- [Exercise objective] Can you pull out every line of the records below, word for word, but leave the pictures out?

- [Records provided]
------
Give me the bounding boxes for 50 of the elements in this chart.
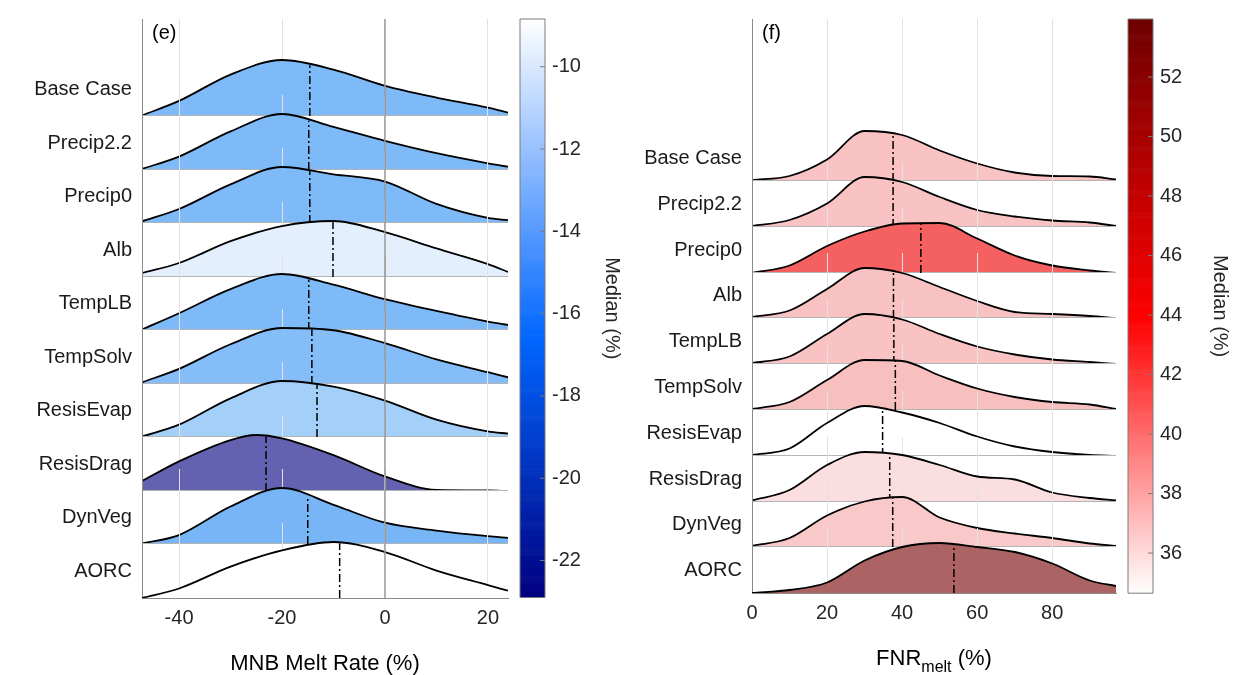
series-label: AORC bbox=[74, 558, 132, 581]
series-label: Base Case bbox=[644, 145, 742, 168]
series-label: TempLB bbox=[668, 328, 742, 351]
x-tick-label: 0 bbox=[379, 605, 391, 628]
x-tick-label: 20 bbox=[476, 605, 500, 628]
series-label: Precip0 bbox=[64, 183, 132, 206]
color-bar-label: 36 bbox=[1160, 540, 1183, 563]
series-label: TempSolv bbox=[44, 344, 132, 367]
color-bar-label: -10 bbox=[552, 54, 581, 77]
color-bar-label: 50 bbox=[1160, 124, 1183, 147]
color-bar-label: -14 bbox=[552, 218, 581, 241]
color-bar-label: 48 bbox=[1160, 183, 1183, 206]
series-label: ResisEvap bbox=[646, 420, 742, 443]
color-bar-label: -18 bbox=[552, 383, 581, 406]
x-tick-label: 20 bbox=[815, 600, 839, 623]
series-label: Alb bbox=[103, 237, 132, 260]
series-label: DynVeg bbox=[61, 504, 132, 527]
color-bar-label: -22 bbox=[552, 547, 581, 570]
series-label: DynVeg bbox=[671, 512, 742, 535]
color-bar-label: -20 bbox=[552, 465, 581, 488]
series-label: AORC bbox=[684, 557, 742, 580]
series-label: Alb bbox=[713, 283, 742, 306]
series-label: Precip2.2 bbox=[47, 130, 132, 153]
x-tick-label: 60 bbox=[966, 600, 989, 623]
x-tick-label: 80 bbox=[1041, 600, 1064, 623]
series-label: ResisEvap bbox=[36, 397, 132, 420]
series-label: ResisDrag bbox=[648, 466, 742, 489]
color-bar-label: 44 bbox=[1160, 302, 1183, 325]
x-axis-title: MNB Melt Rate (%) bbox=[230, 649, 420, 675]
color-bar-label: 46 bbox=[1160, 243, 1183, 266]
color-bar-label: 38 bbox=[1160, 481, 1183, 504]
chart-title: (e) bbox=[152, 21, 177, 43]
color-bar-title: Median (%) bbox=[1210, 254, 1233, 358]
color-bar-label: -16 bbox=[552, 301, 581, 324]
series-label: TempLB bbox=[58, 290, 132, 313]
color-bar-label: 52 bbox=[1160, 64, 1183, 87]
series-label: Precip0 bbox=[674, 237, 742, 260]
color-bar-title: Median (%) bbox=[602, 257, 625, 360]
series-label: Base Case bbox=[34, 76, 132, 99]
series-label: TempSolv bbox=[654, 374, 742, 397]
x-tick-label: 40 bbox=[890, 600, 914, 623]
series-label: Precip2.2 bbox=[657, 191, 742, 214]
color-bar-label: -12 bbox=[552, 136, 581, 159]
chart-title: (f) bbox=[762, 21, 781, 43]
series-label: ResisDrag bbox=[38, 451, 132, 474]
x-tick-label: -40 bbox=[164, 605, 194, 628]
x-tick-label: 0 bbox=[746, 600, 758, 623]
color-bar-label: 42 bbox=[1160, 362, 1183, 385]
x-tick-label: -20 bbox=[267, 605, 297, 628]
color-bar-label: 40 bbox=[1160, 421, 1183, 444]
------
- [Complete output]
Give me the bounding boxes for 50 of the elements in this chart.
series-label: AORC bbox=[74, 558, 132, 581]
series-label: Base Case bbox=[644, 145, 742, 168]
series-label: TempLB bbox=[668, 328, 742, 351]
x-tick-label: 0 bbox=[379, 605, 391, 628]
x-tick-label: 20 bbox=[476, 605, 500, 628]
series-label: Precip0 bbox=[64, 183, 132, 206]
color-bar-label: 36 bbox=[1160, 540, 1183, 563]
series-label: TempSolv bbox=[44, 344, 132, 367]
color-bar-label: -10 bbox=[552, 54, 581, 77]
color-bar-label: 50 bbox=[1160, 124, 1183, 147]
color-bar-label: -14 bbox=[552, 218, 581, 241]
color-bar-label: 48 bbox=[1160, 183, 1183, 206]
series-label: ResisEvap bbox=[646, 420, 742, 443]
color-bar-label: -18 bbox=[552, 383, 581, 406]
x-tick-label: 20 bbox=[815, 600, 839, 623]
series-label: Alb bbox=[103, 237, 132, 260]
series-label: DynVeg bbox=[61, 504, 132, 527]
color-bar-label: -22 bbox=[552, 547, 581, 570]
series-label: DynVeg bbox=[671, 512, 742, 535]
color-bar-label: -20 bbox=[552, 465, 581, 488]
series-label: AORC bbox=[684, 557, 742, 580]
series-label: Alb bbox=[713, 283, 742, 306]
series-label: Precip2.2 bbox=[47, 130, 132, 153]
x-tick-label: 60 bbox=[966, 600, 989, 623]
x-tick-label: 80 bbox=[1041, 600, 1064, 623]
series-label: ResisEvap bbox=[36, 397, 132, 420]
series-label: ResisDrag bbox=[648, 466, 742, 489]
color-bar-label: 44 bbox=[1160, 302, 1183, 325]
x-axis-title: MNB Melt Rate (%) bbox=[230, 649, 420, 675]
color-bar-label: 46 bbox=[1160, 243, 1183, 266]
color-bar-label: 38 bbox=[1160, 481, 1183, 504]
chart-title: (e) bbox=[152, 21, 177, 43]
color-bar-title: Median (%) bbox=[1210, 254, 1233, 358]
color-bar-label: -16 bbox=[552, 301, 581, 324]
series-label: TempLB bbox=[58, 290, 132, 313]
color-bar-label: 52 bbox=[1160, 64, 1183, 87]
series-label: Precip0 bbox=[674, 237, 742, 260]
color-bar-title: Median (%) bbox=[602, 257, 625, 360]
series-label: Base Case bbox=[34, 76, 132, 99]
series-label: TempSolv bbox=[654, 374, 742, 397]
x-tick-label: 40 bbox=[890, 600, 914, 623]
series-label: Precip2.2 bbox=[657, 191, 742, 214]
color-bar-label: -12 bbox=[552, 136, 581, 159]
chart-title: (f) bbox=[762, 21, 781, 43]
series-label: ResisDrag bbox=[38, 451, 132, 474]
x-tick-label: -40 bbox=[164, 605, 194, 628]
x-tick-label: 0 bbox=[746, 600, 758, 623]
color-bar-label: 42 bbox=[1160, 362, 1183, 385]
x-tick-label: -20 bbox=[267, 605, 297, 628]
color-bar-label: 40 bbox=[1160, 421, 1183, 444]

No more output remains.